> **SHORT TASK 1**:
Transcribe the passage on Israel as a Jewish state, between "How to deal" and "pure Jewish law?", inclusive.

> **QUOTED TEXT**:
----
On 19 November 2008, Israeli Foreign Minister Tzipi Livni addressed the United Jewish Communities General Assembly in Jerusalem. In her speech, she announced: "These two goals of Israel as a Jewish and a democratic state must coexist and not contradict each other. So, what does that mean, a Jewish state? It is not only a matter of the number of Jews who live in Israel. It is not just a matter of numbers but a matter of values. The Jewish state is a matter of values, but it is not just a matter of religion, it is also a matter of nationality. And a Jewish state is not a monopoly of rabbis. It is not. It is about the nature of the State of Israel. It is about Jewish tradition. It is about Jewish history, regardless of the question of what each and every Israeli citizen does in his own home on Saturdays and what he does on the Jewish holidays. We need to maintain the nature of the State of Israel, the character of the State of Israel, because this is the raison d'être of the State of Israel."

A Jewish commonwealth
Advocates of Israel becoming a more narrowly Jewish commonwealth face at least the following practical and theoretical difficulties:

 How to deal with the non-Jewish Arab minority in Israel (and the non-Jewish majority in the West Bank and Gaza).
 How to alleviate concerns of Jews in Israel who favor a relatively secular state.
 What relationship should official Judaism hold vis-à-vis the Government of Israel and vice versa?
 What role do schools play in supporting Jewish heritage, religion, culture, and state?
 How will the government be organized (theocracy, constitutional theocracy, constitutional republic, parliamentary democracy etc.)?
  Should the justice system be based on secular common law, secular civil law, a combination of Jewish and common law, a combination of Jewish and civil law, or pure Jewish law?
 On what mandate or legal principles should the constitution of a Jewish state be based?
 How to integrate the economy of the state in line with Jewish law.

Theorists who grapple with these issues focus on the future of the State of Israel and realize that although the sovereign political state has been established, there is still much work to be done in relation to the identity of the state itself.
----
> **EXTRACTED DATA**:
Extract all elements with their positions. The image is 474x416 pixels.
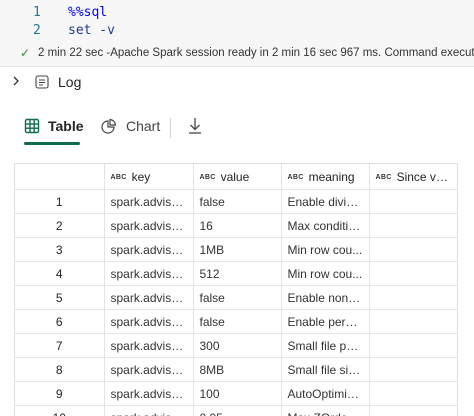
cell-value[interactable]: 1MB — [193, 238, 281, 262]
results-table[interactable]: ABCkey ABCvalue ABCmeaning ABCSince vers… — [14, 163, 458, 416]
cell-meaning[interactable]: Min row cou... — [281, 262, 369, 286]
cell-value[interactable]: 512 — [193, 262, 281, 286]
string-type-icon: ABC — [200, 174, 216, 181]
cell-since-version[interactable] — [369, 262, 457, 286]
execution-status: ✓ 2 min 22 sec -Apache Spark session rea… — [0, 44, 474, 62]
cell-since-version[interactable] — [369, 310, 457, 334]
column-header-key[interactable]: ABCkey — [104, 164, 193, 190]
cell-value[interactable]: false — [193, 190, 281, 214]
column-header-meaning[interactable]: ABCmeaning — [281, 164, 369, 190]
cell-since-version[interactable] — [369, 358, 457, 382]
cell-meaning[interactable]: Enable divisi... — [281, 190, 369, 214]
tab-table-label: Table — [48, 116, 84, 136]
cell-key[interactable]: spark.advise.... — [104, 190, 193, 214]
cell-value[interactable]: 0.05 — [193, 406, 281, 416]
row-index-header — [15, 164, 104, 190]
string-type-icon: ABC — [376, 174, 392, 181]
table-row[interactable]: 3 spark.advise.... 1MB Min row cou... — [15, 238, 457, 262]
cell-meaning[interactable]: Enable perce... — [281, 310, 369, 334]
cell-value[interactable]: 300 — [193, 334, 281, 358]
toolbar-divider — [170, 118, 171, 138]
table-row[interactable]: 6 spark.advise.... false Enable perce... — [15, 310, 457, 334]
table-row[interactable]: 2 spark.advise.... 16 Max conditio... — [15, 214, 457, 238]
row-index: 3 — [15, 238, 104, 262]
cell-meaning[interactable]: Max conditio... — [281, 214, 369, 238]
table-row[interactable]: 10 spark.advise.... 0.05 Max ZOrder ... — [15, 406, 457, 416]
table-row[interactable]: 8 spark.advise.... 8MB Small file size..… — [15, 358, 457, 382]
cell-since-version[interactable] — [369, 214, 457, 238]
code-text[interactable]: %%sql — [68, 4, 107, 22]
log-section[interactable]: Log — [0, 70, 474, 94]
download-icon[interactable] — [186, 116, 204, 136]
column-header-value[interactable]: ABCvalue — [193, 164, 281, 190]
status-text: 2 min 22 sec -Apache Spark session ready… — [38, 44, 474, 62]
cell-key[interactable]: spark.advise.... — [104, 238, 193, 262]
row-index: 10 — [15, 406, 104, 416]
line-number: 2 — [33, 22, 41, 40]
cell-meaning[interactable]: Max ZOrder ... — [281, 406, 369, 416]
row-index: 4 — [15, 262, 104, 286]
cell-meaning[interactable]: Small file per... — [281, 334, 369, 358]
cell-key[interactable]: spark.advise.... — [104, 334, 193, 358]
code-text[interactable]: set -v — [68, 22, 115, 40]
cell-meaning[interactable]: AutoOptimiz... — [281, 382, 369, 406]
cell-meaning[interactable]: Enable non e... — [281, 286, 369, 310]
row-index: 7 — [15, 334, 104, 358]
table-row[interactable]: 5 spark.advise.... false Enable non e... — [15, 286, 457, 310]
row-index: 8 — [15, 358, 104, 382]
cell-key[interactable]: spark.advise.... — [104, 358, 193, 382]
cell-since-version[interactable] — [369, 382, 457, 406]
cell-since-version[interactable] — [369, 406, 457, 416]
row-index: 9 — [15, 382, 104, 406]
cell-meaning[interactable]: Min row cou... — [281, 238, 369, 262]
column-header-since-version[interactable]: ABCSince versi... — [369, 164, 457, 190]
cell-value[interactable]: 100 — [193, 382, 281, 406]
string-type-icon: ABC — [111, 174, 127, 181]
row-index: 2 — [15, 214, 104, 238]
cell-value[interactable]: 16 — [193, 214, 281, 238]
row-index: 5 — [15, 286, 104, 310]
cell-key[interactable]: spark.advise.... — [104, 214, 193, 238]
line-number: 1 — [33, 4, 41, 22]
cell-since-version[interactable] — [369, 238, 457, 262]
table-row[interactable]: 4 spark.advise.... 512 Min row cou... — [15, 262, 457, 286]
code-line-2[interactable]: 2 set -v — [0, 22, 474, 40]
cell-meaning[interactable]: Small file size... — [281, 358, 369, 382]
table-icon — [24, 118, 40, 134]
table-header-row: ABCkey ABCvalue ABCmeaning ABCSince vers… — [15, 164, 457, 190]
log-icon — [34, 74, 50, 90]
cell-value[interactable]: false — [193, 310, 281, 334]
check-icon: ✓ — [20, 44, 30, 62]
active-tab-indicator — [24, 142, 80, 145]
code-cell[interactable]: 1 %%sql 2 set -v ✓ 2 min 22 sec -Apache … — [0, 0, 474, 67]
pie-chart-icon — [100, 118, 118, 136]
cell-since-version[interactable] — [369, 334, 457, 358]
cell-since-version[interactable] — [369, 190, 457, 214]
cell-value[interactable]: 8MB — [193, 358, 281, 382]
tab-chart-label: Chart — [126, 116, 160, 136]
result-view-tabs: Table Chart — [0, 110, 474, 150]
cell-key[interactable]: spark.advise.... — [104, 406, 193, 416]
cell-key[interactable]: spark.advise.... — [104, 286, 193, 310]
log-label: Log — [58, 72, 81, 92]
row-index: 6 — [15, 310, 104, 334]
cell-since-version[interactable] — [369, 286, 457, 310]
cell-key[interactable]: spark.advise.... — [104, 382, 193, 406]
cell-value[interactable]: false — [193, 286, 281, 310]
table-row[interactable]: 9 spark.advise.... 100 AutoOptimiz... — [15, 382, 457, 406]
table-row[interactable]: 7 spark.advise.... 300 Small file per... — [15, 334, 457, 358]
row-index: 1 — [15, 190, 104, 214]
table-row[interactable]: 1 spark.advise.... false Enable divisi..… — [15, 190, 457, 214]
string-type-icon: ABC — [288, 174, 304, 181]
cell-key[interactable]: spark.advise.... — [104, 262, 193, 286]
cell-key[interactable]: spark.advise.... — [104, 310, 193, 334]
code-line-1[interactable]: 1 %%sql — [0, 4, 474, 22]
chevron-right-icon[interactable] — [10, 75, 22, 87]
----
> **SHORT TASK 2**:
In the records, repeat word for word the lines between the lines holding "cell-value[interactable]: 1MB —" and "toolbar-divider — [170, 118, 171, 138]", inclusive.

> **EXERCISE RESPONSE 1**:
How to deal with the non-Jewish Arab minority in Israel (and the non-Jewish majority in the West Bank and Gaza).
 How to alleviate concerns of Jews in Israel who favor a relatively secular state.
 What relationship should official Judaism hold vis-à-vis the Government of Israel and vice versa?
 What role do schools play in supporting Jewish heritage, religion, culture, and state?
 How will the government be organized (theocracy, constitutional theocracy, constitutional republic, parliamentary democracy etc.)?
  Should the justice system be based on secular common law, secular civil law, a combination of Jewish and common law, a combination of Jewish and civil law, or pure Jewish law?

> **EXERCISE RESPONSE 2**:
cell-value[interactable]: 1MB — [193, 238, 281, 262]
results-table[interactable]: ABCkey ABCvalue ABCmeaning ABCSince vers… — [14, 163, 458, 416]
cell-meaning[interactable]: Min row cou... — [281, 262, 369, 286]
cell-value[interactable]: 512 — [193, 262, 281, 286]
string-type-icon: ABC — [200, 174, 216, 181]
cell-since-version[interactable] — [369, 262, 457, 286]
execution-status: ✓ 2 min 22 sec -Apache Spark session rea… — [0, 44, 474, 62]
cell-since-version[interactable] — [369, 310, 457, 334]
column-header-key[interactable]: ABCkey — [104, 164, 193, 190]
cell-value[interactable]: false — [193, 190, 281, 214]
column-header-meaning[interactable]: ABCmeaning — [281, 164, 369, 190]
cell-since-version[interactable] — [369, 358, 457, 382]
cell-meaning[interactable]: Enable divisi... — [281, 190, 369, 214]
tab-table-label: Table — [48, 116, 84, 136]
cell-key[interactable]: spark.advise.... — [104, 190, 193, 214]
cell-value[interactable]: 0.05 — [193, 406, 281, 416]
row-index-header — [15, 164, 104, 190]
string-type-icon: ABC — [376, 174, 392, 181]
table-row[interactable]: 3 spark.advise.... 1MB Min row cou... — [15, 238, 457, 262]
cell-meaning[interactable]: Enable perce... — [281, 310, 369, 334]
cell-value[interactable]: 300 — [193, 334, 281, 358]
toolbar-divider — [170, 118, 171, 138]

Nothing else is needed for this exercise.